Sort the array so that whenever nums[i] is odd, i is odd , and whenever nums[i] is even, i is even.
Return any answer array that satisfies this condition.
Examples
Example 1
Input: nums = [4,2,5,7]
Output: [4,5,2,7]
Explanation: [4,7,2,5], [2,5,4,7], [2,7,4,5] would also have been accepted.
Example 2
Input: nums = [2,3]
Output: [2,3]
Constraints
2 <= nums.length <= 2 * 10^4nums.lengthis even.- Half of the integers in
numsare even. 0 <= nums[i] <= 1000
Follow Up: Could you solve it in-place?
Solution
Method 1 - Two-Pass Solution (Separate Even and Odd)
Intuition
Separate even and odd numbers into different arrays, then place them alternately in the result array.
Approach
- Separate all even and odd numbers into different arrays
- Place even numbers at even indices (0, 2, 4, ...)
- Place odd numbers at odd indices (1, 3, 5, ...)
- Return the constructed result array
Complexity
- ⏰ Time complexity:
O(n)where n is the length of the array - 🧺 Space complexity:
O(n)for storing separate even and odd arrays
Code
C++
#include <vector>
using namespace std;
class Solution {
public:
vector<int> sortArrayByParityII(vector<int>& nums) {
vector<int> even, odd;
// Separate even and odd numbers
for (int num : nums) {
if (num % 2 == 0) {
even.push_back(num);
} else {
odd.push_back(num);
}
}
// Build result array
vector<int> result(nums.size());
int evenIdx = 0, oddIdx = 0;
for (int i = 0; i < nums.size(); i++) {
if (i % 2 == 0) {
result[i] = even[evenIdx++];
} else {
result[i] = odd[oddIdx++];
}
}
return result;
}
};
Go
func sortArrayByParityII(nums []int) []int {
var even, odd []int
// Separate even and odd numbers
for _, num := range nums {
if num%2 == 0 {
even = append(even, num)
} else {
odd = append(odd, num)
}
}
// Build result array
result := make([]int, len(nums))
evenIdx, oddIdx := 0, 0
for i := 0; i < len(nums); i++ {
if i%2 == 0 {
result[i] = even[evenIdx]
evenIdx++
} else {
result[i] = odd[oddIdx]
oddIdx++
}
}
return result
}
Java
import java.util.*;
class Solution {
public int[] sortArrayByParityII(int[] nums) {
List<Integer> even = new ArrayList<>();
List<Integer> odd = new ArrayList<>();
// Separate even and odd numbers
for (int num : nums) {
if (num % 2 == 0) {
even.add(num);
} else {
odd.add(num);
}
}
// Build result array
int[] result = new int[nums.length];
int evenIdx = 0, oddIdx = 0;
for (int i = 0; i < nums.length; i++) {
if (i % 2 == 0) {
result[i] = even.get(evenIdx++);
} else {
result[i] = odd.get(oddIdx++);
}
}
return result;
}
}
Kotlin
class Solution {
fun sortArrayByParityII(nums: IntArray): IntArray {
val even = mutableListOf<Int>()

Page element annotations

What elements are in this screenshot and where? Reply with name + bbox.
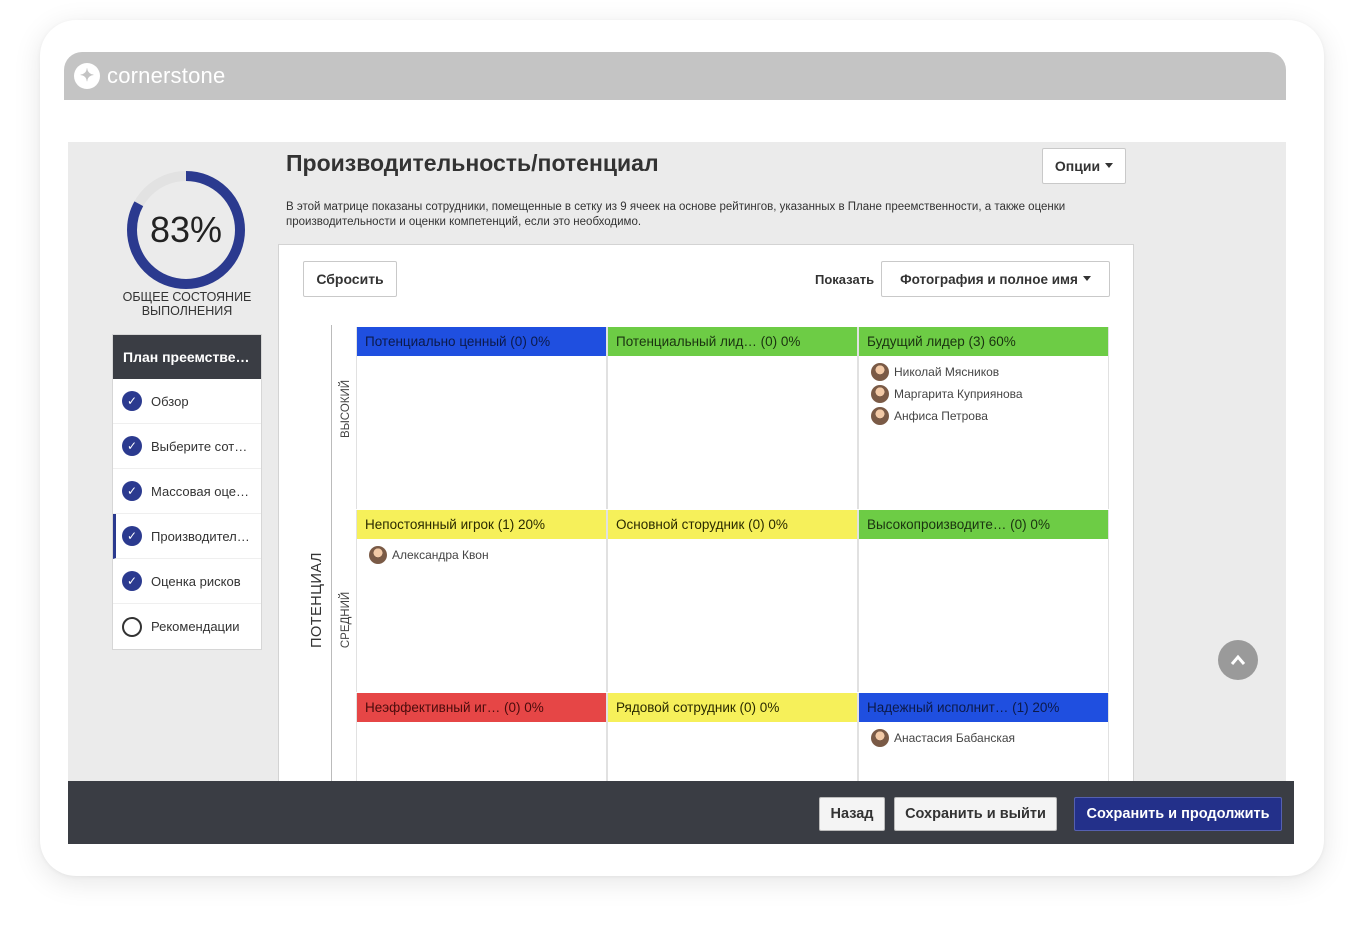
grid-cell-title: Потенциальный лид… (0) 0%	[608, 327, 857, 356]
employee-name: Николай Мясников	[894, 365, 1000, 379]
nine-box-grid: Потенциально ценный (0) 0% Потенциальный …	[356, 327, 1110, 782]
display-mode-select[interactable]: Фотография и полное имя	[881, 261, 1110, 297]
progress-value: 83%	[149, 209, 223, 250]
back-button[interactable]: Назад	[819, 797, 885, 831]
grid-cell[interactable]: Непостоянный игрок (1) 20% Александра Кво…	[356, 510, 607, 692]
step-select-employees[interactable]: ✓ Выберите сот…	[113, 424, 261, 469]
window-edge	[1286, 142, 1294, 844]
grid-cell[interactable]: Неэффективный иг… (0) 0%	[356, 693, 607, 782]
action-bar: Назад Сохранить и выйти Сохранить и прод…	[68, 781, 1294, 844]
scroll-to-top-button[interactable]	[1218, 640, 1258, 680]
employee-entry[interactable]: Маргарита Куприянова	[871, 385, 1108, 403]
grid-cell-title: Рядовой сотрудник (0) 0%	[608, 693, 857, 722]
employee-entry[interactable]: Анфиса Петрова	[871, 407, 1108, 425]
check-circle-icon: ✓	[122, 571, 142, 591]
grid-cell[interactable]: Потенциальный лид… (0) 0%	[607, 327, 858, 509]
save-and-exit-button[interactable]: Сохранить и выйти	[894, 797, 1057, 831]
employee-name: Маргарита Куприянова	[894, 387, 1023, 401]
brand-name: cornerstone	[107, 63, 226, 88]
display-mode-value: Фотография и полное имя	[900, 271, 1078, 287]
employee-name: Александра Квон	[392, 548, 489, 562]
employee-entry[interactable]: Александра Квон	[369, 546, 606, 564]
employee-name: Анастасия Бабанская	[894, 731, 1016, 745]
page-title: Производительность/потенциал	[286, 150, 659, 176]
progress-ring: 83%	[124, 168, 248, 292]
step-label: Обзор	[151, 393, 189, 409]
axis-title-text: Потенциал	[309, 552, 326, 648]
step-mass-rating[interactable]: ✓ Массовая оце…	[113, 469, 261, 514]
page-description: В этой матрице показаны сотрудники, поме…	[286, 201, 1066, 228]
step-risk-assessment[interactable]: ✓ Оценка рисков	[113, 559, 261, 604]
step-overview[interactable]: ✓ Обзор	[113, 379, 261, 424]
axis-title-potential: Потенциал	[307, 545, 327, 655]
grid-cell-title: Надежный исполнит… (1) 20%	[859, 693, 1108, 722]
step-label: Производител…	[151, 528, 250, 544]
main-content: 83% Общее состояние выполнения План прее…	[68, 142, 1294, 782]
step-label: Оценка рисков	[151, 573, 241, 589]
step-label: Массовая оце…	[151, 483, 249, 499]
row-label-text: Высокий	[340, 379, 352, 439]
caret-down-icon	[1105, 162, 1114, 168]
cornerstone-logo-icon: ✦	[74, 63, 100, 89]
grid-cell[interactable]: Надежный исполнит… (1) 20% Анастасия Баба…	[858, 693, 1109, 782]
options-button[interactable]: Опции	[1042, 148, 1126, 184]
grid-cell-title: Высокопроизводите… (0) 0%	[859, 510, 1108, 539]
grid-cell-title: Потенциально ценный (0) 0%	[357, 327, 606, 356]
empty-circle-icon	[122, 616, 142, 637]
step-label: Рекомендации	[151, 619, 240, 634]
grid-cell[interactable]: Основной сторудник (0) 0%	[607, 510, 858, 692]
grid-cell[interactable]: Высокопроизводите… (0) 0%	[858, 510, 1109, 692]
grid-cell-title: Неэффективный иг… (0) 0%	[357, 693, 606, 722]
avatar	[369, 546, 387, 564]
row-label-medium: Средний	[337, 540, 355, 700]
grid-cell-title: Основной сторудник (0) 0%	[608, 510, 857, 539]
employee-name: Анфиса Петрова	[894, 409, 988, 423]
steps-header: План преемстве…	[113, 335, 261, 379]
save-and-continue-button[interactable]: Сохранить и продолжить	[1074, 797, 1282, 831]
check-circle-icon: ✓	[122, 526, 142, 546]
options-label: Опции	[1054, 158, 1101, 174]
check-circle-icon: ✓	[122, 436, 142, 456]
check-circle-icon: ✓	[122, 391, 142, 411]
step-recommendations[interactable]: Рекомендации	[113, 604, 261, 649]
caret-down-icon	[1082, 275, 1091, 281]
employee-entry[interactable]: Анастасия Бабанская	[871, 729, 1108, 747]
grid-cell-title: Будущий лидер (3) 60%	[859, 327, 1108, 356]
matrix-panel: Сбросить Показать Фотография и полное им…	[278, 244, 1134, 782]
axis-line	[331, 325, 332, 782]
grid-cell[interactable]: Потенциально ценный (0) 0%	[356, 327, 607, 509]
row-label-high: Высокий	[337, 329, 355, 489]
avatar	[871, 729, 889, 747]
progress-caption: Общее состояние выполнения	[122, 290, 252, 318]
grid-cell[interactable]: Рядовой сотрудник (0) 0%	[607, 693, 858, 782]
grid-cell-title: Непостоянный игрок (1) 20%	[357, 510, 606, 539]
title-bar: ✦ cornerstone	[64, 52, 1286, 100]
chevron-up-icon	[1230, 654, 1246, 665]
step-performance[interactable]: ✓ Производител…	[113, 514, 261, 559]
avatar	[871, 407, 889, 425]
step-label: Выберите сот…	[151, 438, 248, 454]
steps-nav: План преемстве… ✓ Обзор ✓ Выберите сот… …	[112, 334, 262, 650]
avatar	[871, 363, 889, 381]
grid-cell[interactable]: Будущий лидер (3) 60% Николай Мясников Мар…	[858, 327, 1109, 509]
row-label-text: Средний	[340, 591, 352, 649]
avatar	[871, 385, 889, 403]
check-circle-icon: ✓	[122, 481, 142, 501]
employee-entry[interactable]: Николай Мясников	[871, 363, 1108, 381]
reset-button[interactable]: Сбросить	[303, 261, 397, 297]
show-label: Показать	[815, 272, 875, 287]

| Written task 1 |
Translate this sentence from the parity sorting page into Spanish: "Separate even and odd numbers into different arrays, then place them alternately in the result array."
| Written task 2 |
In the two-pass method on the parity sorting page, at which indices are the even numbers placed?
| Written task 3 |
Write the next part of the parity sorting page, starting after its last line.

| Response 1 |
Separa los números pares e impares en arreglos distintos y luego colócalos de forma alterna en el arreglo resultante.

| Response 2 |
At the even indices (0, 2, 4, ...).

| Response 3 |
val odd = mutableListOf<Int>()
// Separate even and odd numbers
for (num in nums) {
if (num % 2 == 0) {
even.add(num)
} else {
odd.add(num)
}
}
// Build result array
val result = IntArray(nums.size)
var evenIdx = 0
var oddIdx = 0
for (i in nums.indices) {
if (i % 2 == 0) {
result[i] = even[evenIdx++]
} else {
result[i] = odd[oddIdx++]
}
}
return result
}
}
Python
def sortArrayByParityII(nums: list[int]) -> list[int]:
even = []
odd = []
# Separate even and odd numbers
for num in nums:
if num % 2 == 0:
even.append(num)
else:
odd.append(num)
# Build result array
result = [0] * len(nums)
even_idx = odd_idx = 0
for i in range(len(nums)):
if i % 2 == 0:
result[i] = even[even_idx]
even_idx += 1
else:
result[i] = odd[odd_idx]
odd_idx += 1
return result
# Alternative one-liner approach
def sortArrayByParityII2(nums: list[int]) -> list[int]:
even = [x for x in nums if x % 2 == 0]
odd = [x for x in nums if x % 2 == 1]
result = []
for i in range(len(nums) // 2):
result.append(even[i])
result.append(odd[i])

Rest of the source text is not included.